Given data:
* begin *
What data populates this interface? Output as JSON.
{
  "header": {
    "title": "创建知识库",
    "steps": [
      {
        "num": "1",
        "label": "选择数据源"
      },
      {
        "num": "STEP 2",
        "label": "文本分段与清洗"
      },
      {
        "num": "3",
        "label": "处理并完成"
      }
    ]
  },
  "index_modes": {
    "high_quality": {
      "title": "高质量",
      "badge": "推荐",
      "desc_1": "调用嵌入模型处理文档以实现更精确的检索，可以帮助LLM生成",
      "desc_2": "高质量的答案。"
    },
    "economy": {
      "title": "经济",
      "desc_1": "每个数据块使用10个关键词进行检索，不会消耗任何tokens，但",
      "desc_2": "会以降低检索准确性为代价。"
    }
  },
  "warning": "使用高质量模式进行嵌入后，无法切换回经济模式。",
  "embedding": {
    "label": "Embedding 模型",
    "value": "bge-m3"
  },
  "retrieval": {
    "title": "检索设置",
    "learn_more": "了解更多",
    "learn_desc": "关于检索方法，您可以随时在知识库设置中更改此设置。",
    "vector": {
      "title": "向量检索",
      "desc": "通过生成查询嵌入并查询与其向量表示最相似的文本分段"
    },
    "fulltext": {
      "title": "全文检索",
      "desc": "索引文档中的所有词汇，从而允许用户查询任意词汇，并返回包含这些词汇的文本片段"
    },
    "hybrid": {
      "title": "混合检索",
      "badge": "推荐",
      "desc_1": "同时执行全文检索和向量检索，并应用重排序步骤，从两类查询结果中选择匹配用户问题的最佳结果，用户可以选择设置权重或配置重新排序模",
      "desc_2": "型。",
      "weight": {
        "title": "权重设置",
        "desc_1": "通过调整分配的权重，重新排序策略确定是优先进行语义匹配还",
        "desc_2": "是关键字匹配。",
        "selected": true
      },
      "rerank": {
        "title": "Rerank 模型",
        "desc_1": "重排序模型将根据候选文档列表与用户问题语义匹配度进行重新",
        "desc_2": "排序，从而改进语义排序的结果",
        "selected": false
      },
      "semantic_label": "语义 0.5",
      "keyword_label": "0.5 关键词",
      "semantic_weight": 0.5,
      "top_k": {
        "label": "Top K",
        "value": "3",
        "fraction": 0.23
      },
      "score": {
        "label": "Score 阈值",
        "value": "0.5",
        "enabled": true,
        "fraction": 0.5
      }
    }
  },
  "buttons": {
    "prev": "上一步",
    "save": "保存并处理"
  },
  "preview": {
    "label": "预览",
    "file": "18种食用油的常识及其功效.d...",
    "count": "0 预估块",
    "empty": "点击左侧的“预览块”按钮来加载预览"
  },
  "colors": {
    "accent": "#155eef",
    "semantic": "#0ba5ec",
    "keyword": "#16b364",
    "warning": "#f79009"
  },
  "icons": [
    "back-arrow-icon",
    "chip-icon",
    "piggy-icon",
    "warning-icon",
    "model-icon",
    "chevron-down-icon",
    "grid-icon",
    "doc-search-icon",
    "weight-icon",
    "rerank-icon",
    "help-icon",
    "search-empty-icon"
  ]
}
* end *
Problem details:
Set down the entries verbatim, leaving none out.

Response to the task:
What data populates this interface? Output as JSON.
{
  "header": {
    "title": "创建知识库",
    "steps": [
      {
        "num": "1",
        "label": "选择数据源"
      },
      {
        "num": "STEP 2",
        "label": "文本分段与清洗"
      },
      {
        "num": "3",
        "label": "处理并完成"
      }
    ]
  },
  "index_modes": {
    "high_quality": {
      "title": "高质量",
      "badge": "推荐",
      "desc_1": "调用嵌入模型处理文档以实现更精确的检索，可以帮助LLM生成",
      "desc_2": "高质量的答案。"
    },
    "economy": {
      "title": "经济",
      "desc_1": "每个数据块使用10个关键词进行检索，不会消耗任何tokens，但",
      "desc_2": "会以降低检索准确性为代价。"
    }
  },
  "warning": "使用高质量模式进行嵌入后，无法切换回经济模式。",
  "embedding": {
    "label": "Embedding 模型",
    "value": "bge-m3"
  },
  "retrieval": {
    "title": "检索设置",
    "learn_more": "了解更多",
    "learn_desc": "关于检索方法，您可以随时在知识库设置中更改此设置。",
    "vector": {
      "title": "向量检索",
      "desc": "通过生成查询嵌入并查询与其向量表示最相似的文本分段"
    },
    "fulltext": {
      "title": "全文检索",
      "desc": "索引文档中的所有词汇，从而允许用户查询任意词汇，并返回包含这些词汇的文本片段"
    },
    "hybrid": {
      "title": "混合检索",
      "badge": "推荐",
      "desc_1": "同时执行全文检索和向量检索，并应用重排序步骤，从两类查询结果中选择匹配用户问题的最佳结果，用户可以选择设置权重或配置重新排序模",
      "desc_2": "型。",
      "weight": {
        "title": "权重设置",
        "desc_1": "通过调整分配的权重，重新排序策略确定是优先进行语义匹配还",
        "desc_2": "是关键字匹配。",
        "selected": true
      },
      "rerank": {
        "title": "Rerank 模型",
        "desc_1": "重排序模型将根据候选文档列表与用户问题语义匹配度进行重新",
        "desc_2": "排序，从而改进语义排序的结果",
        "selected": false
      },
      "semantic_label": "语义 0.5",
      "keyword_label": "0.5 关键词",
      "semantic_weight": 0.5,
      "top_k": {
        "label": "Top K",
        "value": "3",
        "fraction": 0.23
      },
      "score": {
        "label": "Score 阈值",
        "value": "0.5",
        "enabled": true,
        "fraction": 0.5
      }
    }
  },
  "buttons": {
    "prev": "上一步",
    "save": "保存并处理"
  },
  "preview": {
    "label": "预览",
    "file": "18种食用油的常识及其功效.d...",
    "count": "0 预估块",
    "empty": "点击左侧的“预览块”按钮来加载预览"
  },
  "colors": {
    "accent": "#155eef",
    "semantic": "#0ba5ec",
    "keyword": "#16b364",
    "warning": "#f79009"
  },
  "icons": [
    "back-arrow-icon",
    "chip-icon",
    "piggy-icon",
    "warning-icon",
    "model-icon",
    "chevron-down-icon",
    "grid-icon",
    "doc-search-icon",
    "weight-icon",
    "rerank-icon",
    "help-icon",
    "search-empty-icon"
  ]
}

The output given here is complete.